*EXERCISE DETAILS*:
State how many lines of the entries below hold the word "title"; reply with nothing but the number.

*TASK MATERIAL*:
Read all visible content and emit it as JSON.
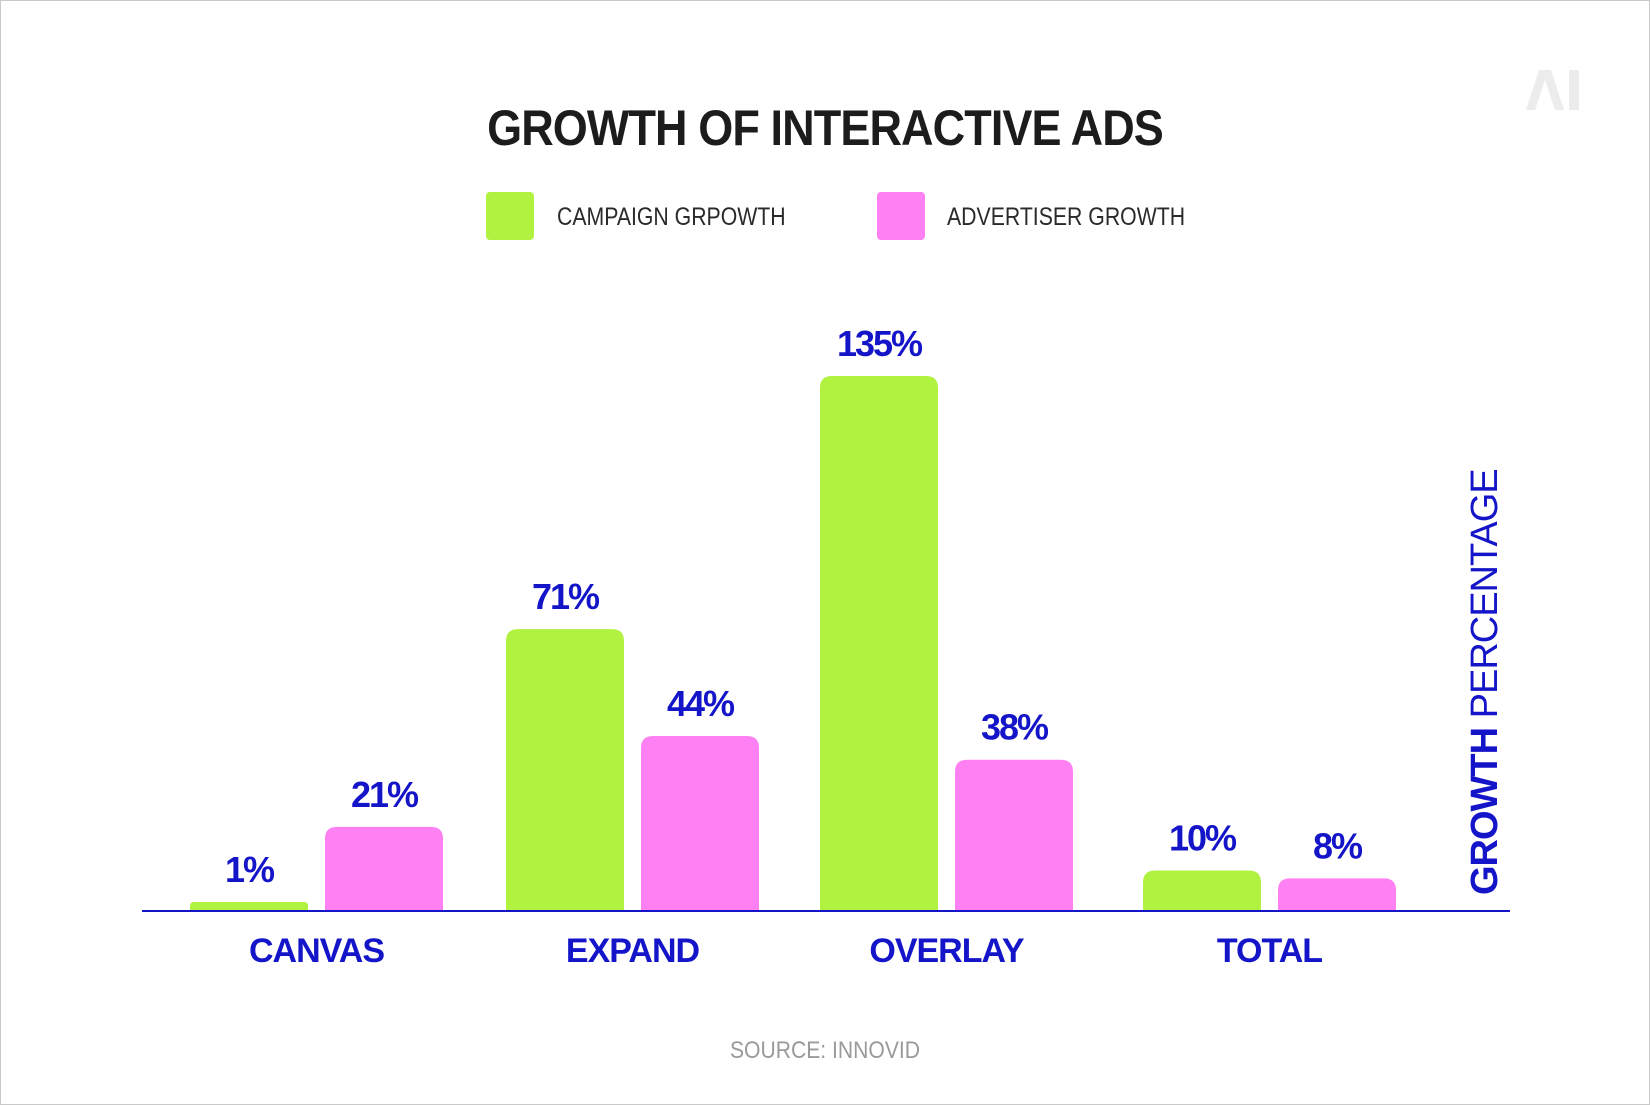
{
  "title": "GROWTH OF INTERACTIVE ADS",
  "logo_text": "AI",
  "source": "SOURCE: INNOVID",
  "legend": {
    "campaign_label": "CAMPAIGN GRPOWTH",
    "advertiser_label": "ADVERTISER GROWTH"
  },
  "colors": {
    "campaign": "#b1f240",
    "advertiser": "#ff80f2",
    "axis_text": "#1414c8",
    "title": "#1c1c1c"
  },
  "chart_data": {
    "type": "bar",
    "title": "GROWTH OF INTERACTIVE ADS",
    "categories": [
      "CANVAS",
      "EXPAND",
      "OVERLAY",
      "TOTAL"
    ],
    "series": [
      {
        "name": "CAMPAIGN GRPOWTH",
        "values": [
          1,
          71,
          135,
          10
        ],
        "labels": [
          "1%",
          "71%",
          "135%",
          "10%"
        ]
      },
      {
        "name": "ADVERTISER GROWTH",
        "values": [
          21,
          44,
          38,
          8
        ],
        "labels": [
          "21%",
          "44%",
          "38%",
          "8%"
        ]
      }
    ],
    "xlabel": "",
    "ylabel_bold": "GROWTH",
    "ylabel_light": "PERCENTAGE",
    "ylim": [
      0,
      135
    ],
    "grid": false,
    "legend_position": "top-center"
  }
}
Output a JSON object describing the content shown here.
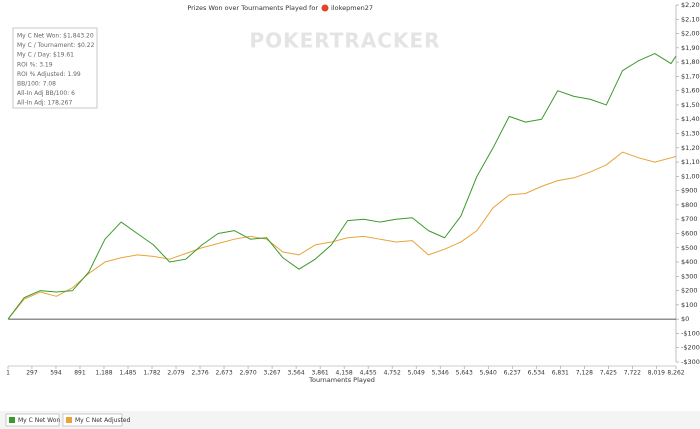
{
  "chart_data": {
    "type": "line",
    "title": "Prizes Won over Tournaments Played for",
    "player": "ilokepmen27",
    "watermark": "POKERTRACKER",
    "x_label": "Tournaments Played",
    "stats": [
      "My C Net Won: $1,843.20",
      "My C / Tournament: $0.22",
      "My C / Day: $19.61",
      "ROI %: 3.19",
      "ROI % Adjusted: 1.99",
      "BB/100: 7.08",
      "All-In Adj BB/100: 6",
      "All-In Adj: 178,267"
    ],
    "x": [
      1,
      200,
      400,
      600,
      800,
      1000,
      1200,
      1400,
      1600,
      1800,
      2000,
      2200,
      2400,
      2600,
      2800,
      3000,
      3200,
      3400,
      3600,
      3800,
      4000,
      4200,
      4400,
      4600,
      4800,
      5000,
      5200,
      5400,
      5600,
      5800,
      6000,
      6200,
      6400,
      6600,
      6800,
      7000,
      7200,
      7400,
      7600,
      7800,
      8000,
      8200,
      8262
    ],
    "series": [
      {
        "name": "My C Net Won",
        "color": "#3a9a2a",
        "values": [
          0,
          150,
          200,
          190,
          200,
          330,
          560,
          680,
          600,
          520,
          400,
          420,
          520,
          600,
          620,
          560,
          570,
          430,
          350,
          420,
          520,
          690,
          700,
          680,
          700,
          710,
          620,
          570,
          720,
          1000,
          1200,
          1420,
          1380,
          1400,
          1600,
          1560,
          1540,
          1500,
          1740,
          1810,
          1860,
          1790,
          1843
        ]
      },
      {
        "name": "My C Net Adjusted",
        "color": "#e8a33a",
        "values": [
          0,
          140,
          190,
          160,
          220,
          320,
          400,
          430,
          450,
          440,
          420,
          460,
          500,
          530,
          560,
          580,
          560,
          470,
          450,
          520,
          540,
          570,
          580,
          560,
          540,
          550,
          450,
          490,
          540,
          620,
          780,
          870,
          880,
          930,
          970,
          990,
          1030,
          1080,
          1170,
          1130,
          1100,
          1130,
          1140
        ]
      }
    ],
    "xlim": [
      1,
      8262
    ],
    "xticks": [
      1,
      297,
      594,
      891,
      {
        "value": 1188,
        "label": "1,188"
      },
      {
        "value": 1485,
        "label": "1,485"
      },
      {
        "value": 1782,
        "label": "1,782"
      },
      {
        "value": 2079,
        "label": "2,079"
      },
      {
        "value": 2376,
        "label": "2,376"
      },
      {
        "value": 2673,
        "label": "2,673"
      },
      {
        "value": 2970,
        "label": "2,970"
      },
      {
        "value": 3267,
        "label": "3,267"
      },
      {
        "value": 3564,
        "label": "3,564"
      },
      {
        "value": 3861,
        "label": "3,861"
      },
      {
        "value": 4158,
        "label": "4,158"
      },
      {
        "value": 4455,
        "label": "4,455"
      },
      {
        "value": 4752,
        "label": "4,752"
      },
      {
        "value": 5049,
        "label": "5,049"
      },
      {
        "value": 5346,
        "label": "5,346"
      },
      {
        "value": 5643,
        "label": "5,643"
      },
      {
        "value": 5940,
        "label": "5,940"
      },
      {
        "value": 6237,
        "label": "6,237"
      },
      {
        "value": 6534,
        "label": "6,534"
      },
      {
        "value": 6831,
        "label": "6,831"
      },
      {
        "value": 7128,
        "label": "7,128"
      },
      {
        "value": 7425,
        "label": "7,425"
      },
      {
        "value": 7722,
        "label": "7,722"
      },
      {
        "value": 8019,
        "label": "8,019"
      },
      {
        "value": 8262,
        "label": "8,262"
      }
    ],
    "ylim": [
      -300,
      2200
    ],
    "yticks": [
      {
        "value": -300,
        "label": "-$300"
      },
      {
        "value": -200,
        "label": "-$200"
      },
      {
        "value": -100,
        "label": "-$100"
      },
      {
        "value": 0,
        "label": "$0"
      },
      {
        "value": 100,
        "label": "$100"
      },
      {
        "value": 200,
        "label": "$200"
      },
      {
        "value": 300,
        "label": "$300"
      },
      {
        "value": 400,
        "label": "$400"
      },
      {
        "value": 500,
        "label": "$500"
      },
      {
        "value": 600,
        "label": "$600"
      },
      {
        "value": 700,
        "label": "$700"
      },
      {
        "value": 800,
        "label": "$800"
      },
      {
        "value": 900,
        "label": "$900"
      },
      {
        "value": 1000,
        "label": "$1,000"
      },
      {
        "value": 1100,
        "label": "$1,100"
      },
      {
        "value": 1200,
        "label": "$1,200"
      },
      {
        "value": 1300,
        "label": "$1,300"
      },
      {
        "value": 1400,
        "label": "$1,400"
      },
      {
        "value": 1500,
        "label": "$1,500"
      },
      {
        "value": 1600,
        "label": "$1,600"
      },
      {
        "value": 1700,
        "label": "$1,700"
      },
      {
        "value": 1800,
        "label": "$1,800"
      },
      {
        "value": 1900,
        "label": "$1,900"
      },
      {
        "value": 2000,
        "label": "$2,000"
      },
      {
        "value": 2100,
        "label": "$2,100"
      },
      {
        "value": 2200,
        "label": "$2,200"
      }
    ]
  }
}
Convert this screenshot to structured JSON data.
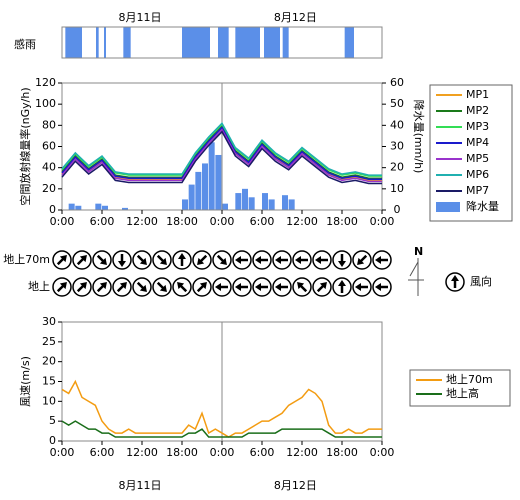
{
  "chart_data": [
    {
      "type": "timeline",
      "label": "感雨",
      "color": "#5b8fe8",
      "xlim": [
        0,
        48
      ],
      "date_ticks": [
        {
          "value": 11.7,
          "label": "8月11日"
        },
        {
          "value": 35,
          "label": "8月12日"
        }
      ],
      "intervals": [
        [
          0.5,
          3
        ],
        [
          5.1,
          5.5
        ],
        [
          6.3,
          6.6
        ],
        [
          9.2,
          10.3
        ],
        [
          18,
          22.2
        ],
        [
          23.4,
          25
        ],
        [
          26,
          29.7
        ],
        [
          30.3,
          32.7
        ],
        [
          33.1,
          34
        ],
        [
          42.4,
          43.8
        ]
      ]
    },
    {
      "type": "line",
      "ylabel": "空間放射線量率(nGy/h)",
      "y2label": "降水量(mm/h)",
      "xlim": [
        0,
        48
      ],
      "ylim": [
        0,
        120
      ],
      "y2lim": [
        0,
        60
      ],
      "xticks": [
        {
          "value": 0,
          "label": "0:00"
        },
        {
          "value": 6,
          "label": "6:00"
        },
        {
          "value": 12,
          "label": "12:00"
        },
        {
          "value": 18,
          "label": "18:00"
        },
        {
          "value": 24,
          "label": "0:00"
        },
        {
          "value": 30,
          "label": "6:00"
        },
        {
          "value": 36,
          "label": "12:00"
        },
        {
          "value": 42,
          "label": "18:00"
        },
        {
          "value": 48,
          "label": "0:00"
        }
      ],
      "yticks": [
        0,
        20,
        40,
        60,
        80,
        100,
        120
      ],
      "y2ticks": [
        0,
        10,
        20,
        30,
        40,
        50,
        60
      ],
      "x": [
        0,
        2,
        4,
        6,
        8,
        10,
        12,
        14,
        16,
        18,
        20,
        22,
        24,
        26,
        28,
        30,
        32,
        34,
        36,
        38,
        40,
        42,
        44,
        46,
        48
      ],
      "series": [
        {
          "name": "MP1",
          "color": "#f0a020",
          "values": [
            34,
            49,
            37,
            46,
            31,
            29,
            29,
            29,
            29,
            29,
            49,
            64,
            77,
            54,
            44,
            61,
            49,
            41,
            54,
            44,
            34,
            29,
            31,
            28,
            28
          ]
        },
        {
          "name": "MP2",
          "color": "#1a7a1a",
          "values": [
            36,
            51,
            39,
            48,
            33,
            31,
            31,
            31,
            31,
            31,
            51,
            66,
            79,
            56,
            46,
            63,
            51,
            43,
            56,
            46,
            36,
            31,
            33,
            30,
            30
          ]
        },
        {
          "name": "MP3",
          "color": "#33dd55",
          "values": [
            38,
            53,
            41,
            50,
            35,
            33,
            33,
            33,
            33,
            33,
            53,
            68,
            81,
            58,
            48,
            65,
            53,
            45,
            58,
            48,
            38,
            33,
            35,
            32,
            32
          ]
        },
        {
          "name": "MP4",
          "color": "#1a1acc",
          "values": [
            35,
            50,
            38,
            47,
            32,
            30,
            30,
            30,
            30,
            30,
            50,
            65,
            78,
            55,
            45,
            62,
            50,
            42,
            55,
            45,
            35,
            30,
            32,
            29,
            29
          ]
        },
        {
          "name": "MP5",
          "color": "#9933cc",
          "values": [
            33,
            48,
            36,
            45,
            30,
            28,
            28,
            28,
            28,
            28,
            48,
            63,
            76,
            53,
            43,
            60,
            48,
            40,
            53,
            43,
            33,
            28,
            30,
            27,
            27
          ]
        },
        {
          "name": "MP6",
          "color": "#20b0b0",
          "values": [
            39,
            54,
            42,
            51,
            36,
            34,
            34,
            34,
            34,
            34,
            54,
            69,
            82,
            59,
            49,
            66,
            54,
            46,
            59,
            49,
            39,
            34,
            36,
            33,
            33
          ]
        },
        {
          "name": "MP7",
          "color": "#1a1a66",
          "values": [
            31,
            46,
            34,
            43,
            28,
            26,
            26,
            26,
            26,
            26,
            46,
            61,
            74,
            51,
            41,
            58,
            46,
            38,
            51,
            41,
            31,
            26,
            28,
            25,
            25
          ]
        },
        {
          "name": "降水量",
          "color": "#5b8fe8",
          "axis": "y2",
          "kind": "bar",
          "x": [
            0,
            1,
            2,
            3,
            4,
            5,
            6,
            7,
            8,
            9,
            10,
            11,
            12,
            13,
            14,
            15,
            16,
            17,
            18,
            19,
            20,
            21,
            22,
            23,
            24,
            25,
            26,
            27,
            28,
            29,
            30,
            31,
            32,
            33,
            34,
            35,
            36,
            37,
            38,
            39,
            40,
            41,
            42,
            43,
            44,
            45,
            46,
            47
          ],
          "values": [
            0,
            3,
            2,
            0,
            0,
            3,
            2,
            0,
            0,
            1,
            0,
            0,
            0,
            0,
            0,
            0,
            0,
            0,
            5,
            12,
            18,
            22,
            32,
            26,
            3,
            0,
            8,
            10,
            6,
            0,
            8,
            5,
            0,
            7,
            5,
            0,
            0,
            0,
            0,
            0,
            0,
            0,
            0,
            0,
            0,
            0,
            0,
            0
          ]
        }
      ]
    },
    {
      "type": "wind_direction",
      "xlim": [
        0,
        48
      ],
      "north_label": "N",
      "legend_label": "風向",
      "x": [
        0,
        3,
        6,
        9,
        12,
        15,
        18,
        21,
        24,
        27,
        30,
        33,
        36,
        39,
        42,
        45,
        48
      ],
      "rows": [
        {
          "name": "地上70m",
          "values": [
            45,
            45,
            135,
            180,
            135,
            135,
            0,
            225,
            135,
            270,
            270,
            270,
            270,
            270,
            180,
            225,
            270
          ]
        },
        {
          "name": "地上",
          "values": [
            45,
            45,
            45,
            45,
            135,
            135,
            315,
            45,
            270,
            270,
            270,
            270,
            315,
            45,
            0,
            270,
            270
          ]
        }
      ]
    },
    {
      "type": "line",
      "ylabel": "風速(m/s)",
      "xlim": [
        0,
        48
      ],
      "ylim": [
        0,
        30
      ],
      "xticks": [
        {
          "value": 0,
          "label": "0:00"
        },
        {
          "value": 6,
          "label": "6:00"
        },
        {
          "value": 12,
          "label": "12:00"
        },
        {
          "value": 18,
          "label": "18:00"
        },
        {
          "value": 24,
          "label": "0:00"
        },
        {
          "value": 30,
          "label": "6:00"
        },
        {
          "value": 36,
          "label": "12:00"
        },
        {
          "value": 42,
          "label": "18:00"
        },
        {
          "value": 48,
          "label": "0:00"
        }
      ],
      "yticks": [
        0,
        5,
        10,
        15,
        20,
        25,
        30
      ],
      "date_ticks": [
        {
          "value": 11.7,
          "label": "8月11日"
        },
        {
          "value": 35,
          "label": "8月12日"
        }
      ],
      "x": [
        0,
        1,
        2,
        3,
        4,
        5,
        6,
        7,
        8,
        9,
        10,
        11,
        12,
        13,
        14,
        15,
        16,
        17,
        18,
        19,
        20,
        21,
        22,
        23,
        24,
        25,
        26,
        27,
        28,
        29,
        30,
        31,
        32,
        33,
        34,
        35,
        36,
        37,
        38,
        39,
        40,
        41,
        42,
        43,
        44,
        45,
        46,
        47,
        48
      ],
      "series": [
        {
          "name": "地上70m",
          "color": "#f39c12",
          "values": [
            13,
            12,
            15,
            11,
            10,
            9,
            5,
            3,
            2,
            2,
            3,
            2,
            2,
            2,
            2,
            2,
            2,
            2,
            2,
            4,
            3,
            7,
            2,
            3,
            2,
            1,
            2,
            2,
            3,
            4,
            5,
            5,
            6,
            7,
            9,
            10,
            11,
            13,
            12,
            10,
            4,
            2,
            2,
            3,
            2,
            2,
            3,
            3,
            3
          ]
        },
        {
          "name": "地上高",
          "color": "#1a6e1a",
          "values": [
            5,
            4,
            5,
            4,
            3,
            3,
            2,
            2,
            1,
            1,
            1,
            1,
            1,
            1,
            1,
            1,
            1,
            1,
            1,
            2,
            2,
            3,
            1,
            1,
            1,
            1,
            1,
            1,
            2,
            2,
            2,
            2,
            2,
            3,
            3,
            3,
            3,
            3,
            3,
            3,
            2,
            1,
            1,
            1,
            1,
            1,
            1,
            1,
            1
          ]
        }
      ]
    }
  ]
}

*FINAL RESULT*:
4